**EXERCISE AIM**
Return every line below in which "death" appears.
[start PROVIDED INFORMATION]
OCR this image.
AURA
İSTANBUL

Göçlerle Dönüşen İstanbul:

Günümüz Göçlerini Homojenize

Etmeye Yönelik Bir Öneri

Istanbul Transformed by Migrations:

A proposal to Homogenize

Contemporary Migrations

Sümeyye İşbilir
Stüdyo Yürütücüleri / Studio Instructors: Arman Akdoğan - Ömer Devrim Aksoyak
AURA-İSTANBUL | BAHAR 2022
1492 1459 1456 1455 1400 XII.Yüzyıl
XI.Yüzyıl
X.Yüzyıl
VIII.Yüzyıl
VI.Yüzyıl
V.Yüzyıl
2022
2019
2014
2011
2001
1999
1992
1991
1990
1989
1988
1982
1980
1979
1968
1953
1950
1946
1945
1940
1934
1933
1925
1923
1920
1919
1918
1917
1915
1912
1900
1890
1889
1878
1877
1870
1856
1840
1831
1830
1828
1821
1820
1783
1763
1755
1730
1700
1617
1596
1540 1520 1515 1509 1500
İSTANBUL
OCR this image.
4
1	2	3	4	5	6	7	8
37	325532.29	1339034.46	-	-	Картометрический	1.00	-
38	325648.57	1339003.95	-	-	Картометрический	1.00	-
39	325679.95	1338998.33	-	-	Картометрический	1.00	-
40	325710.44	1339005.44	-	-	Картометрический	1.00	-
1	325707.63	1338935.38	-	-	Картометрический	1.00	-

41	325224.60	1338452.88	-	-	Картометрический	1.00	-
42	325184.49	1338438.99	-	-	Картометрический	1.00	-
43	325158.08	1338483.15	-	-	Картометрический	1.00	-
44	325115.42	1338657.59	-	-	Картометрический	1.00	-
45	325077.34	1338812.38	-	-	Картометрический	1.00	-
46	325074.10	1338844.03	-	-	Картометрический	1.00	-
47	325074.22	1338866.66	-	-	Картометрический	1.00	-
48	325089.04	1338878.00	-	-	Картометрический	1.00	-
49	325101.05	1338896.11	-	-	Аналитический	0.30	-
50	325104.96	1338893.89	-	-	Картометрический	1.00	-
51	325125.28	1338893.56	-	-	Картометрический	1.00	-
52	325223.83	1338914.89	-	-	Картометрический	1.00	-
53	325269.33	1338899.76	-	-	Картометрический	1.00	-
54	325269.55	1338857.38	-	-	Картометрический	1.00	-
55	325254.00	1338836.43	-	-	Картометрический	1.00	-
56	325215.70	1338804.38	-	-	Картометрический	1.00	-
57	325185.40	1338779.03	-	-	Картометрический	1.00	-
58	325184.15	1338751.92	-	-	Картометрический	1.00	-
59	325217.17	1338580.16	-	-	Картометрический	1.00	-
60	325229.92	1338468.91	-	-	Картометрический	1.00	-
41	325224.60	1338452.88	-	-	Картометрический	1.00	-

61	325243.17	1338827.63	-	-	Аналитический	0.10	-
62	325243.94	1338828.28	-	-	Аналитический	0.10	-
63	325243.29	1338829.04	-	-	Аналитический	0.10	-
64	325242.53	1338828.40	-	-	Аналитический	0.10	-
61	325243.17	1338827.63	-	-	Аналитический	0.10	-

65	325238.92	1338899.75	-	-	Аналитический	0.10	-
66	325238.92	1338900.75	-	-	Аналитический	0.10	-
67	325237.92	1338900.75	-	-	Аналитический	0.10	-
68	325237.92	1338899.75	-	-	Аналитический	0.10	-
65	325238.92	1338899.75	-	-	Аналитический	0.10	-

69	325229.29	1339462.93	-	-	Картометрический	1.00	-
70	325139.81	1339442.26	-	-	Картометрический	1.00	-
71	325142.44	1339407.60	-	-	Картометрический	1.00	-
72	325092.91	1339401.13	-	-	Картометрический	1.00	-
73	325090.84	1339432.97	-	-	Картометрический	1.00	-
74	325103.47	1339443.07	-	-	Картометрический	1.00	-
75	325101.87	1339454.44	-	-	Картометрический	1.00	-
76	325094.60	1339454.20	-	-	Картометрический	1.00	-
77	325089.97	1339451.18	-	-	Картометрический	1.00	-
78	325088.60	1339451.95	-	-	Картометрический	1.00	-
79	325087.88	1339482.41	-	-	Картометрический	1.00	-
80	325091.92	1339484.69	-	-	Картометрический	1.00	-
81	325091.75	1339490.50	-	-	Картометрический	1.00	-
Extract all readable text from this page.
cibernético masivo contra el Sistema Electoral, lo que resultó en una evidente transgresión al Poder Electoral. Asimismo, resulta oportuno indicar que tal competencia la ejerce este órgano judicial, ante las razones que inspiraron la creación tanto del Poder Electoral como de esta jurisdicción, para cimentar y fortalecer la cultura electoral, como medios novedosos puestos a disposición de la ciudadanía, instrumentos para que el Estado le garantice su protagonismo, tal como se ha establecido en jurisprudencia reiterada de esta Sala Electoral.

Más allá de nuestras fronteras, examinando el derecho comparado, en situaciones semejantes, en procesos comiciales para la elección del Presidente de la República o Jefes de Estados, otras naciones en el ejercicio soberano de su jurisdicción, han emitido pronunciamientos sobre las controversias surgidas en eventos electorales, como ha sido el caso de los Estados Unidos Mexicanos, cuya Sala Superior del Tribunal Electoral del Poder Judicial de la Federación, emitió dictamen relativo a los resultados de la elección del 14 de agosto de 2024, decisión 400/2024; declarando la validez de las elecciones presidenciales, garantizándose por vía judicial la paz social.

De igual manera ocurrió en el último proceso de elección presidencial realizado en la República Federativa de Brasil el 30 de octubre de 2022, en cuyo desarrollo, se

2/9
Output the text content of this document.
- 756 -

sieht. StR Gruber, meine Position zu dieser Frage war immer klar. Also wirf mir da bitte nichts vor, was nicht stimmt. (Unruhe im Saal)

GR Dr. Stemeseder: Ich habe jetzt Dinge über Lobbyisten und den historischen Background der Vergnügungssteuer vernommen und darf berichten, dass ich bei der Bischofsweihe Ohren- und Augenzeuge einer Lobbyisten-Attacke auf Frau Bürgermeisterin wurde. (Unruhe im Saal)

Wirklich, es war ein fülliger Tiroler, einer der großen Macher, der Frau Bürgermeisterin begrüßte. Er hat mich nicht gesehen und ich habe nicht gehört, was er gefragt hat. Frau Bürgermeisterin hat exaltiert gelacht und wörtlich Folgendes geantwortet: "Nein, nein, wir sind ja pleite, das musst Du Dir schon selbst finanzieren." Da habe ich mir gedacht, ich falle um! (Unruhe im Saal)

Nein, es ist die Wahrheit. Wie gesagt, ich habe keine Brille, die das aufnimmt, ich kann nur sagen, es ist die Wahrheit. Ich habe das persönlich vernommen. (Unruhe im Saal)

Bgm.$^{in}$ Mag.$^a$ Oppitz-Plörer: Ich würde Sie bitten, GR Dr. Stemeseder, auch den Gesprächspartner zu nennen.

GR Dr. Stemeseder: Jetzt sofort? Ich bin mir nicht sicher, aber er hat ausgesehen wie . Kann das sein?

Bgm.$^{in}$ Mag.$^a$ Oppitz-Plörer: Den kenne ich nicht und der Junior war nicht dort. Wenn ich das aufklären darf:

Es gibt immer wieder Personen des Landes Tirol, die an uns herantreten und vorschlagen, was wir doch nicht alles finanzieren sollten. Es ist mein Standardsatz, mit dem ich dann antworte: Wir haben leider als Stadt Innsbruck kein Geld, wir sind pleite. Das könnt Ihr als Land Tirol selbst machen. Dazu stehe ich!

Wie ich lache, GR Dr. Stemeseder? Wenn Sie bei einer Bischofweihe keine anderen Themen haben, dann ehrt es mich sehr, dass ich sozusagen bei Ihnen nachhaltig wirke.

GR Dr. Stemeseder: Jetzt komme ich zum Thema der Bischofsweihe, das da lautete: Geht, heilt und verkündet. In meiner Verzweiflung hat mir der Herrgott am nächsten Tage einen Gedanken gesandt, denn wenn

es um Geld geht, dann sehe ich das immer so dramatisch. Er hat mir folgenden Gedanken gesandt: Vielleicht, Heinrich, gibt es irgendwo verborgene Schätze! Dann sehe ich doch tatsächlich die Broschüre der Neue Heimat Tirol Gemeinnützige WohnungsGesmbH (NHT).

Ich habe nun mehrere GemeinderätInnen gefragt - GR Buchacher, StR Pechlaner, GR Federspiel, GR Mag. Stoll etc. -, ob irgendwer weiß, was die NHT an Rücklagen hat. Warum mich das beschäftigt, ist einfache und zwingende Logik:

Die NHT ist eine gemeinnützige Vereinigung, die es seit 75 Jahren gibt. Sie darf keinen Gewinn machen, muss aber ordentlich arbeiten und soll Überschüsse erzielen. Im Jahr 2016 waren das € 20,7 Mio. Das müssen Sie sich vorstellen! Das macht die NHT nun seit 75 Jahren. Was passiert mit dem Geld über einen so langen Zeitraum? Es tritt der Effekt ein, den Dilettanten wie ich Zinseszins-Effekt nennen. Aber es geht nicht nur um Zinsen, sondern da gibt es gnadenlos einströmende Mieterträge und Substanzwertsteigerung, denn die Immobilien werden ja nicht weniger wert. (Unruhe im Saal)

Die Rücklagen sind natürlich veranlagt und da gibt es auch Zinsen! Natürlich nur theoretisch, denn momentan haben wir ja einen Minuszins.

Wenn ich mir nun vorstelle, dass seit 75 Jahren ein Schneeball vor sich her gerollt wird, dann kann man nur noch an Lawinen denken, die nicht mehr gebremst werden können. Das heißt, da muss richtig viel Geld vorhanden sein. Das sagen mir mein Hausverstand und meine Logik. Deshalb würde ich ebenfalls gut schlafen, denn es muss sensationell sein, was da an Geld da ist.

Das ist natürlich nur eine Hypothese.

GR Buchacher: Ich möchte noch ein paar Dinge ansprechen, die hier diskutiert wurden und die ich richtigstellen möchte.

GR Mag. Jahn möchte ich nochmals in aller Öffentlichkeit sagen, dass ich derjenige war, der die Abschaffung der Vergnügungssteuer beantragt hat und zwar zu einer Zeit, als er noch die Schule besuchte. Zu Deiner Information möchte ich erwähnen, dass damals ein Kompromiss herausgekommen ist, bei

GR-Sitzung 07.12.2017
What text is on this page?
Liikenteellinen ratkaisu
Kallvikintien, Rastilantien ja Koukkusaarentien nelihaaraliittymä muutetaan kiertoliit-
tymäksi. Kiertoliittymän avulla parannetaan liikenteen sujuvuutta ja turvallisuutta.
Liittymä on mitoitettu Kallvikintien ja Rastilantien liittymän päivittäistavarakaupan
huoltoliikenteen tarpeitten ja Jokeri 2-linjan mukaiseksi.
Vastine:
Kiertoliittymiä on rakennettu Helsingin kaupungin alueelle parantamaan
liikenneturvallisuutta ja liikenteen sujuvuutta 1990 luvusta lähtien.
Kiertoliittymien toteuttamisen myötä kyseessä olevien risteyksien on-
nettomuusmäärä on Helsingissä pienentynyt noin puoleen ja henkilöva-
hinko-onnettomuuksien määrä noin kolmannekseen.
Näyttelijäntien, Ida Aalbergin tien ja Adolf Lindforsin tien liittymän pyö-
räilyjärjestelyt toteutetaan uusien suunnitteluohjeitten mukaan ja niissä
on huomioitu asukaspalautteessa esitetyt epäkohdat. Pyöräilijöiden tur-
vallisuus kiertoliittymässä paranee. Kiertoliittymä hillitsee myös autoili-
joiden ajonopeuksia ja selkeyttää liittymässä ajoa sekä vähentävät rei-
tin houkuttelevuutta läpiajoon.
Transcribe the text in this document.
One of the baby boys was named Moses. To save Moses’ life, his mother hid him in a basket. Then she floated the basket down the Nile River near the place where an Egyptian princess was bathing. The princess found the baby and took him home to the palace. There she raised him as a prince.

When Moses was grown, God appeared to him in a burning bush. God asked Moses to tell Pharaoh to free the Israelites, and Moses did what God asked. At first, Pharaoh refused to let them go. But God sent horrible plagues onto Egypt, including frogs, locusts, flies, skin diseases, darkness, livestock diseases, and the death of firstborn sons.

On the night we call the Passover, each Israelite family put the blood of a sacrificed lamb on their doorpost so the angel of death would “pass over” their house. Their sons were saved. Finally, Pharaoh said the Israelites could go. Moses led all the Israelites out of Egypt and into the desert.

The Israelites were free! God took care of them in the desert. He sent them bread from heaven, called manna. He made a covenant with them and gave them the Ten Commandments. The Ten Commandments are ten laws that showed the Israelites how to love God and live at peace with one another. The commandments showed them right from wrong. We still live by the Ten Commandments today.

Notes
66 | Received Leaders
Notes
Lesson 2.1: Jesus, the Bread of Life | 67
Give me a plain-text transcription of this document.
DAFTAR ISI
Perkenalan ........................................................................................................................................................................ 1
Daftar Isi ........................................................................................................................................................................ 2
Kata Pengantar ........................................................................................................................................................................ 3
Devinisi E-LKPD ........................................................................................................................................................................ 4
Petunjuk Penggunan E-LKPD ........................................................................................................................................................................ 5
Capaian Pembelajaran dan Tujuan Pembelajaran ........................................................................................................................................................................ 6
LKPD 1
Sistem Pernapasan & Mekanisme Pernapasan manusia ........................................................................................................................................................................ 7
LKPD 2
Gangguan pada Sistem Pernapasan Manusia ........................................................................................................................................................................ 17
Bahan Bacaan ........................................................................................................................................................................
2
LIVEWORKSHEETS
[end PROVIDED INFORMATION]
**SOLVED EXERCISE**
When Moses was grown, God appeared to him in a burning bush. God asked Moses to tell Pharaoh to free the Israelites, and Moses did what God asked. At first, Pharaoh refused to let them go. But God sent horrible plagues onto Egypt, including frogs, locusts, flies, skin diseases, darkness, livestock diseases, and the death of firstborn sons.
On the night we call the Passover, each Israelite family put the blood of a sacrificed lamb on their doorpost so the angel of death would “pass over” their house. Their sons were saved. Finally, Pharaoh said the Israelites could go. Moses led all the Israelites out of Egypt and into the desert.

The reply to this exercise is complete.